- [THE PROBLEM]: Below is a listing. Gather each line of it that contains "Федеральным".

- [INFORMATION PROVIDED]:
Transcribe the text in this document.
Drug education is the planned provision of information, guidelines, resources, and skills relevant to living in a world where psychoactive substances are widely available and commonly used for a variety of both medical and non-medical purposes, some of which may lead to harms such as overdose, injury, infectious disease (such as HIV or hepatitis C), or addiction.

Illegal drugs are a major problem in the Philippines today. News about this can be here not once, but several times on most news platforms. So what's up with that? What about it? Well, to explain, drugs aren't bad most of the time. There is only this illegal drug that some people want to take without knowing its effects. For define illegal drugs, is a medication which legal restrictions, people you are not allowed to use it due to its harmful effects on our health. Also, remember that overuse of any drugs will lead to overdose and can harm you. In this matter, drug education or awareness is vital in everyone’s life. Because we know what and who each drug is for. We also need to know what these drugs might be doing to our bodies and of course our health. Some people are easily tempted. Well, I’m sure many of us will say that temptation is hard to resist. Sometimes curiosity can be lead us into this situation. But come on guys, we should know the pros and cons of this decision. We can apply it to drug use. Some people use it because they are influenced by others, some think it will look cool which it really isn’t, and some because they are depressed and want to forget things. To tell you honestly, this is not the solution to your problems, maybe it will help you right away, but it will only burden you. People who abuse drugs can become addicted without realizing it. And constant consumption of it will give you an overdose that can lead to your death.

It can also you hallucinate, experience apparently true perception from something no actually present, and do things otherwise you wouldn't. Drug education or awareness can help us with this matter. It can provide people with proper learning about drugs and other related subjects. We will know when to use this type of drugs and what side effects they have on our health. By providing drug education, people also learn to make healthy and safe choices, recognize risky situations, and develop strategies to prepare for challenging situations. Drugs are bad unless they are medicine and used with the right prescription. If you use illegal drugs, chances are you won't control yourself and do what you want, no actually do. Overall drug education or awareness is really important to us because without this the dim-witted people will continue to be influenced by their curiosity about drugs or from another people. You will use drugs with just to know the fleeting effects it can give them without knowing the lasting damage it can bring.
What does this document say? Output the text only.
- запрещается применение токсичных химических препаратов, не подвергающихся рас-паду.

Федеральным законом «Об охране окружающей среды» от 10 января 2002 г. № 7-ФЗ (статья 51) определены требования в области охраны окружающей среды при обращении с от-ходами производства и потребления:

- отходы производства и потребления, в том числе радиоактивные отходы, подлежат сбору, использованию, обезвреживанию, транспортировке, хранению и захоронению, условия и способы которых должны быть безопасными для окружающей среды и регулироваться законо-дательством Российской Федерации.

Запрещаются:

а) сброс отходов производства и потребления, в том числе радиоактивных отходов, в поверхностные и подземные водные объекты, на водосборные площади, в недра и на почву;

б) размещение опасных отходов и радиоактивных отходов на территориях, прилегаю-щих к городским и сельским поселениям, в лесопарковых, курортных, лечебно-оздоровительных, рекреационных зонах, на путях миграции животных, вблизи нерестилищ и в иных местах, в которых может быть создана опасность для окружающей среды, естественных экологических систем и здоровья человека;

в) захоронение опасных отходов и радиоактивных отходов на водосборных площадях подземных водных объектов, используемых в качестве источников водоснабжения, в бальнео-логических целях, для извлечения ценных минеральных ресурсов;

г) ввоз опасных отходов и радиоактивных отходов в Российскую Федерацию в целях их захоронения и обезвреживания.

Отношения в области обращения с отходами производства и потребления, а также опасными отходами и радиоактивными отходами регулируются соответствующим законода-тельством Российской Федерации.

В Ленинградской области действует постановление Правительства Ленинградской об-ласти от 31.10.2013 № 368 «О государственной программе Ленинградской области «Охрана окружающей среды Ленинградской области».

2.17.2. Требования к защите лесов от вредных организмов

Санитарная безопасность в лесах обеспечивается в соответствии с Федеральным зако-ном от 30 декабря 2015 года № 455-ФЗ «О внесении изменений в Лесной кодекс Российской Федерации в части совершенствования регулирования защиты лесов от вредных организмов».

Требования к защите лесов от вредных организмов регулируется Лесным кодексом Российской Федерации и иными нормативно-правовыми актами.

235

- [SOLVED PROBLEM]:
Федеральным законом «Об охране окружающей среды» от 10 января 2002 г. № 7-ФЗ (статья 51) определены требования в области охраны окружающей среды при обращении с от-ходами производства и потребления:
Санитарная безопасность в лесах обеспечивается в соответствии с Федеральным зако-ном от 30 декабря 2015 года № 455-ФЗ «О внесении изменений в Лесной кодекс Российской Федерации в части совершенствования регулирования защиты лесов от вредных организмов».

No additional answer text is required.